## Start

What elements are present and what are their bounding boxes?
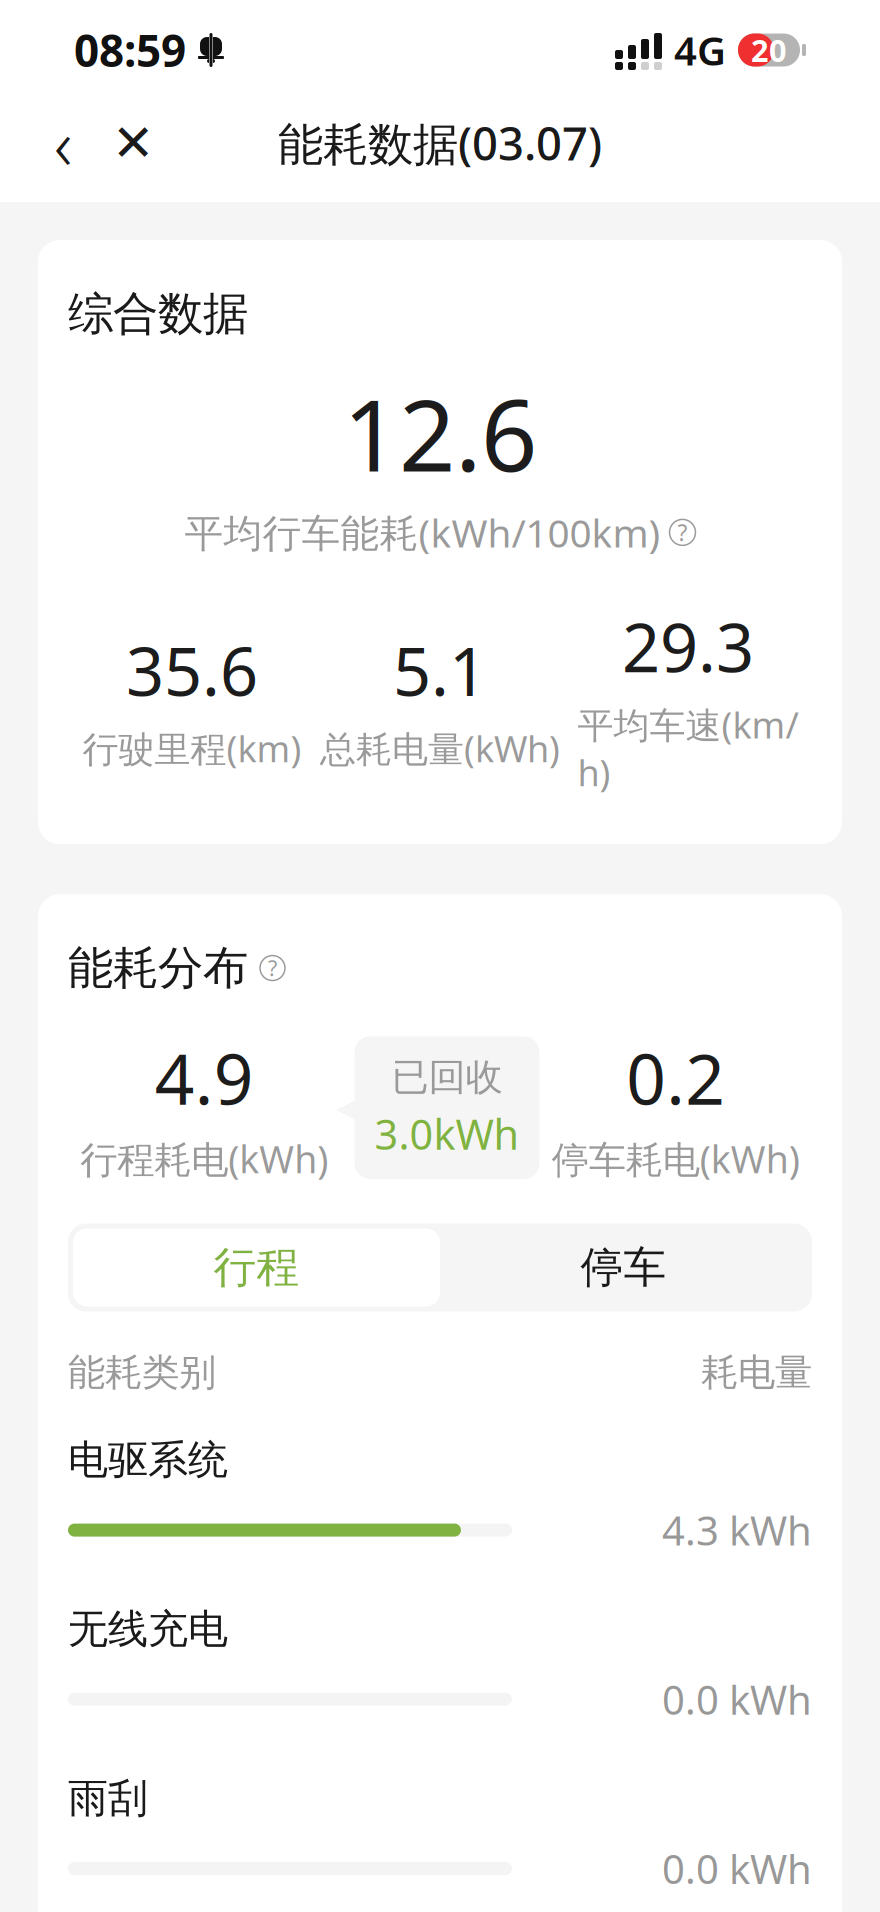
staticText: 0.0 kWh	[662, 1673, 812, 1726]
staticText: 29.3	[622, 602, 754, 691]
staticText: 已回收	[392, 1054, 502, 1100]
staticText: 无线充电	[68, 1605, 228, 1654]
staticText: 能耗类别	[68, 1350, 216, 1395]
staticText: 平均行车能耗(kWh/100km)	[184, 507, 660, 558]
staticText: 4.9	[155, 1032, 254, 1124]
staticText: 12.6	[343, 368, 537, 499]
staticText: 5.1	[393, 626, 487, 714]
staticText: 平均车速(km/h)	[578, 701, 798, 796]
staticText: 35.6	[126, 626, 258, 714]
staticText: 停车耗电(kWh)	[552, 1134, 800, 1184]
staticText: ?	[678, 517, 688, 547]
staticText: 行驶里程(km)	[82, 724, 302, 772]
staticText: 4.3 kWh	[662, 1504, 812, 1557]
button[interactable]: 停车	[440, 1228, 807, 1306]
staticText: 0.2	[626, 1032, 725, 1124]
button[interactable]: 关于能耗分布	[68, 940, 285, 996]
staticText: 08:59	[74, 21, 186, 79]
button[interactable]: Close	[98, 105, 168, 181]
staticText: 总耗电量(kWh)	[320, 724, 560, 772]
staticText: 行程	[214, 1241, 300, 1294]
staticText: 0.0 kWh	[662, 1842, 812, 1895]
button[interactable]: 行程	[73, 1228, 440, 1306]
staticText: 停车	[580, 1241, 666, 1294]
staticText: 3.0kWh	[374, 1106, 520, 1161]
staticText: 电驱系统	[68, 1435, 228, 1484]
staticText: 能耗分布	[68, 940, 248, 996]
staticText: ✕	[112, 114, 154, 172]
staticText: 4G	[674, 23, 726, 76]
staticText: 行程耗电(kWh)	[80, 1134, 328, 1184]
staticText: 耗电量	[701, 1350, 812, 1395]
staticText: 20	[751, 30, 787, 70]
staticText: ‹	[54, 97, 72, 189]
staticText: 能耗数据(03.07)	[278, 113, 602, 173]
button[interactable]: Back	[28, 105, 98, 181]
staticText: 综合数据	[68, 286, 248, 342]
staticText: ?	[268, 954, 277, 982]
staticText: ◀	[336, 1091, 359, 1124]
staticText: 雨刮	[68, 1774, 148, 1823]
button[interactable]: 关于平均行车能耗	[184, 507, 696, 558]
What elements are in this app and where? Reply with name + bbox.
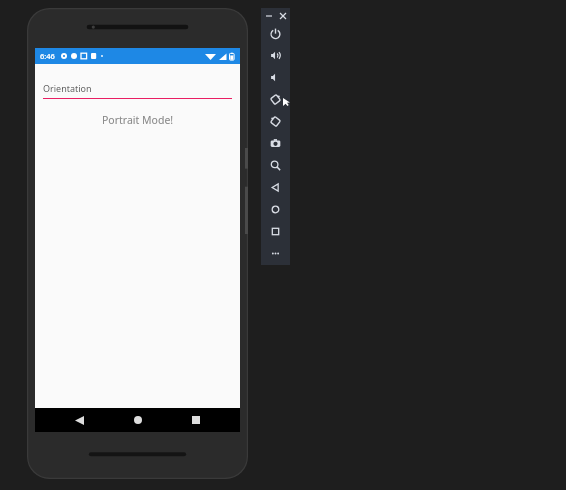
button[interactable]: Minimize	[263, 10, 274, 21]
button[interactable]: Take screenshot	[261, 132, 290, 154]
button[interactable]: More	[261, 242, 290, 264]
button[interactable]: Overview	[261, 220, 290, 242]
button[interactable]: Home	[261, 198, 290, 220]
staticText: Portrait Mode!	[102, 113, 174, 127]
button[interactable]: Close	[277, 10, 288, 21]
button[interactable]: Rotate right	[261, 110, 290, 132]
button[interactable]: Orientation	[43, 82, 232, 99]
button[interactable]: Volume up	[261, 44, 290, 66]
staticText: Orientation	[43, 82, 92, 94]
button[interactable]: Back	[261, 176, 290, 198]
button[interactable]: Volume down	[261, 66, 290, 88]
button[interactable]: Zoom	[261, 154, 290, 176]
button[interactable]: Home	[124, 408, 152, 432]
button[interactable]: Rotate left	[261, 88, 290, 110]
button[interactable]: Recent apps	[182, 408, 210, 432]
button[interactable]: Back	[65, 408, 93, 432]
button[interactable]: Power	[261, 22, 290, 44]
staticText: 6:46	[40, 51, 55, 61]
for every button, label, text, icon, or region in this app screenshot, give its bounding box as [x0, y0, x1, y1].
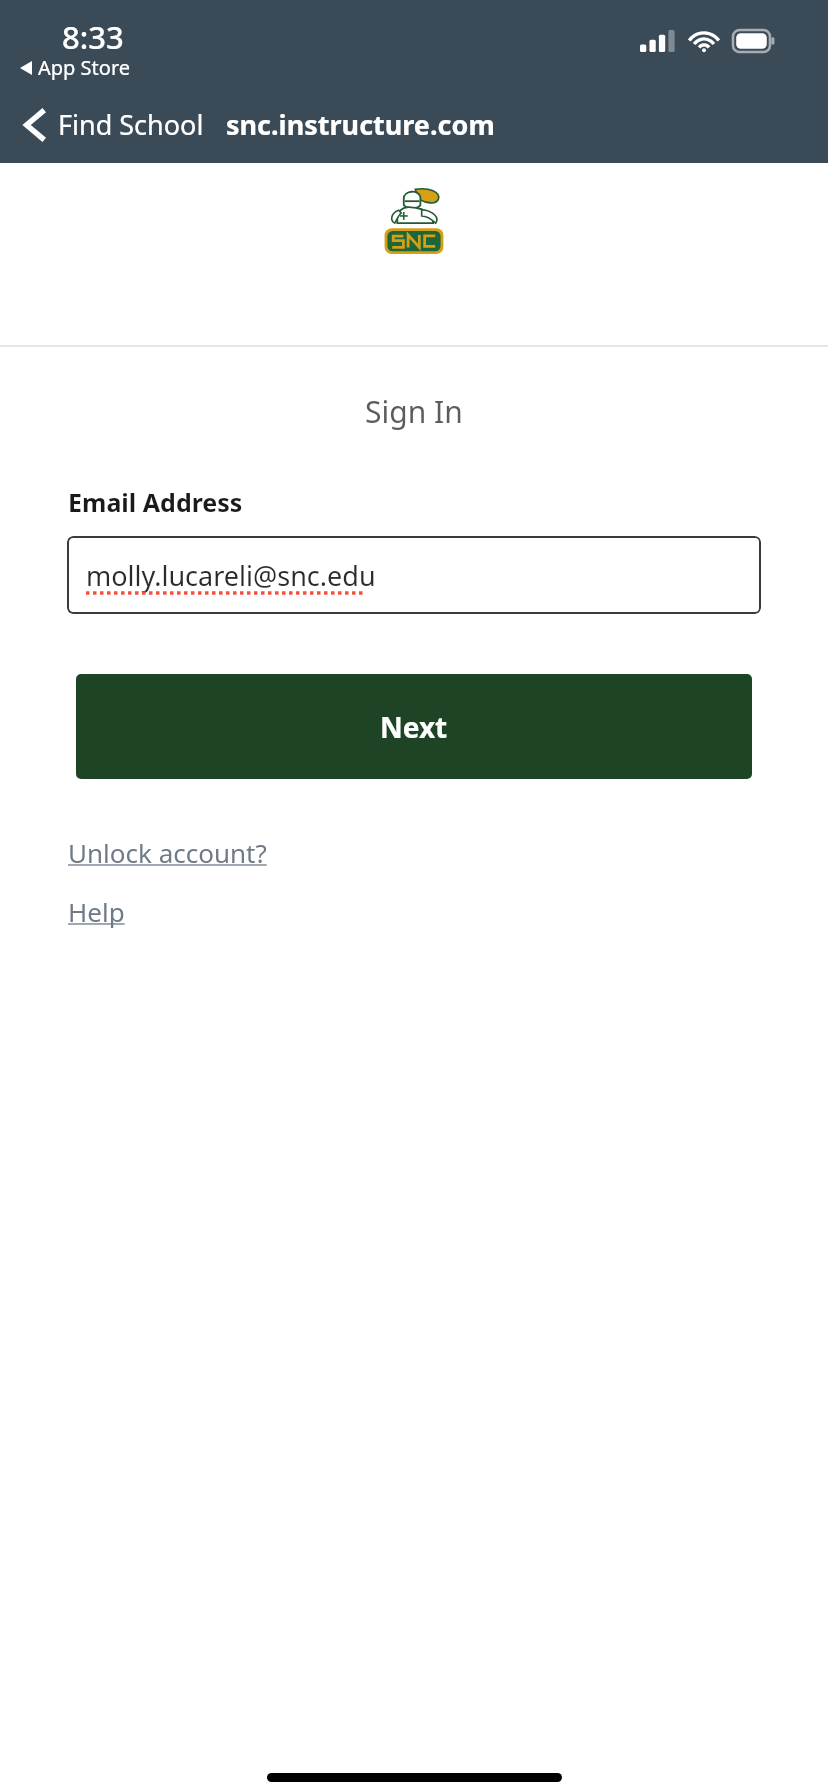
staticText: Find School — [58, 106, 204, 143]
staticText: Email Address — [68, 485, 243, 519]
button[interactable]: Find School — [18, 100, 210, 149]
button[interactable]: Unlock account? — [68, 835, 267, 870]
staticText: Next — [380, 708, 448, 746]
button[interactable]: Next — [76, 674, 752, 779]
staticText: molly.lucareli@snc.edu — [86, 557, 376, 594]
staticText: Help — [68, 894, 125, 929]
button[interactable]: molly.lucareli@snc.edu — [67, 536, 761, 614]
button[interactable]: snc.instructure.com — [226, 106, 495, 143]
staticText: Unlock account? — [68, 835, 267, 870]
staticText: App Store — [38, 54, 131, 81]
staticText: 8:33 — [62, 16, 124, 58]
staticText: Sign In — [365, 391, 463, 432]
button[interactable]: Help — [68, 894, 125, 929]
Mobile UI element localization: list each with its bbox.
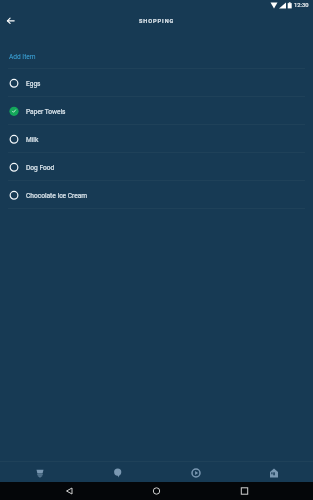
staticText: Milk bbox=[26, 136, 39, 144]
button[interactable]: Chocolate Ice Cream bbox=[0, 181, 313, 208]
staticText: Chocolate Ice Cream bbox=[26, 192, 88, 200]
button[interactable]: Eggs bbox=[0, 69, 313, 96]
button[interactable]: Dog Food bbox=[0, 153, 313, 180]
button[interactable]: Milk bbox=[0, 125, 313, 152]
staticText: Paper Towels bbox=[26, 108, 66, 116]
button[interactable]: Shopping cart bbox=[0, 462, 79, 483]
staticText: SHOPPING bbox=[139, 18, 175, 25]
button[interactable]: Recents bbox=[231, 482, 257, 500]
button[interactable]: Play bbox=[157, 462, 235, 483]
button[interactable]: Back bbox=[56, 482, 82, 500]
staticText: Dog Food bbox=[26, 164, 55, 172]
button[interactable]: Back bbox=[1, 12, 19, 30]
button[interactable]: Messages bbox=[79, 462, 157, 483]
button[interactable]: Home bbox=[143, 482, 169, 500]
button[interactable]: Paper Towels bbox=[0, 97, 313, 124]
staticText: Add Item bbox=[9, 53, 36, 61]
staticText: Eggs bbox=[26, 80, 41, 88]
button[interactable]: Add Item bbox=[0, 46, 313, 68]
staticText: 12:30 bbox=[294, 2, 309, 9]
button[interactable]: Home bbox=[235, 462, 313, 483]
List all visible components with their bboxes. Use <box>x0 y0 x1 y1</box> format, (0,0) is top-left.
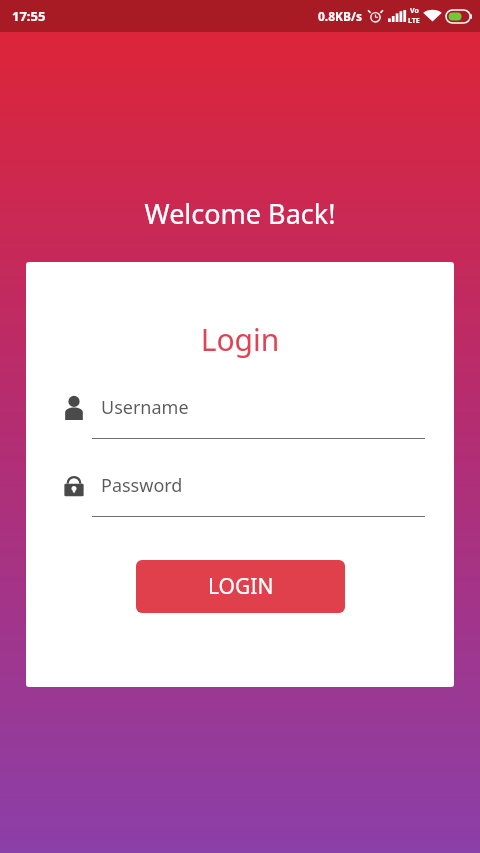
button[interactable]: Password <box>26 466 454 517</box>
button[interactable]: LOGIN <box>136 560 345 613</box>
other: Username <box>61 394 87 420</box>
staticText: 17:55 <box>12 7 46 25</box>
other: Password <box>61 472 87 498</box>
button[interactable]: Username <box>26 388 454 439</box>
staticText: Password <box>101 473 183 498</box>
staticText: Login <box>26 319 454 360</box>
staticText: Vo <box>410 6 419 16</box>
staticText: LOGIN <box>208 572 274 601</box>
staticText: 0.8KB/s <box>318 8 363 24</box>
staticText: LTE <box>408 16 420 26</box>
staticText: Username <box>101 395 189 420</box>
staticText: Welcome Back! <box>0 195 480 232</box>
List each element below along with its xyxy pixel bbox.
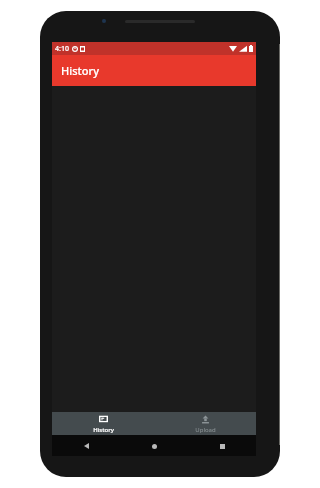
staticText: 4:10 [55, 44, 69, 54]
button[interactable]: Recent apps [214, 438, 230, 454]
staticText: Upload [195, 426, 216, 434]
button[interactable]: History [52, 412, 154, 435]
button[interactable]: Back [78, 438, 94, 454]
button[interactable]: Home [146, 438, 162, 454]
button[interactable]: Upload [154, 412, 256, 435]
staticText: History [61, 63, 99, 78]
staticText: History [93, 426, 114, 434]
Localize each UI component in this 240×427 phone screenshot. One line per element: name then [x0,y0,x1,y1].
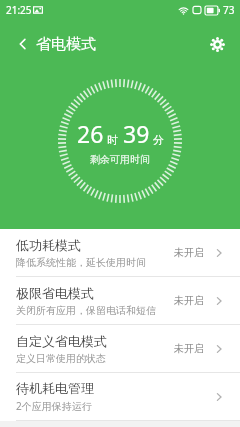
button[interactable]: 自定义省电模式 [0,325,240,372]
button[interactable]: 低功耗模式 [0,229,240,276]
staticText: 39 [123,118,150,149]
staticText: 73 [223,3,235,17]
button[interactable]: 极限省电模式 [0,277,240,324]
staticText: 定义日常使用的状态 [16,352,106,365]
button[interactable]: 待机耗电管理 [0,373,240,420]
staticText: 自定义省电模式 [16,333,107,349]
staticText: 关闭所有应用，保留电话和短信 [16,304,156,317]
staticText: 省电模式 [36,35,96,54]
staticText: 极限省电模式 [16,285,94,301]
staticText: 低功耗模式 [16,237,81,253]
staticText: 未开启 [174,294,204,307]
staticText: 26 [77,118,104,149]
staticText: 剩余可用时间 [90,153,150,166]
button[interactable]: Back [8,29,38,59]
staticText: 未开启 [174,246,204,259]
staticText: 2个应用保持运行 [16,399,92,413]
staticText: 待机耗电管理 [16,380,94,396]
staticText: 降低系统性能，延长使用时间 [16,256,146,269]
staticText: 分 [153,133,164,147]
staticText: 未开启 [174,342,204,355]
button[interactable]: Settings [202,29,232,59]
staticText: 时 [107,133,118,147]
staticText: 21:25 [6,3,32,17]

## End

* THE TASK: Put the items starting at the line containing "staticText: Milk bbox=[26, 136, 39, 144]" and ending at the line containing "button[interactable]: Dog Food" into a Markdown table with two columns, Row and Entry. Number each line in Row, put the line itself in Entry, and skip any blank lines.

* EXERCISE RESULT:
| Row | Entry |
|---|---|
| 1 | staticText: Milk bbox=[26, 136, 39, 144] |
| 2 | button[interactable]: Chocolate Ice Cream bbox=[0, 181, 313, 208] |
| 3 | staticText: Chocolate Ice Cream bbox=[26, 192, 88, 200] |
| 4 | button[interactable]: Eggs bbox=[0, 69, 313, 96] |
| 5 | button[interactable]: Dog Food bbox=[0, 153, 313, 180] |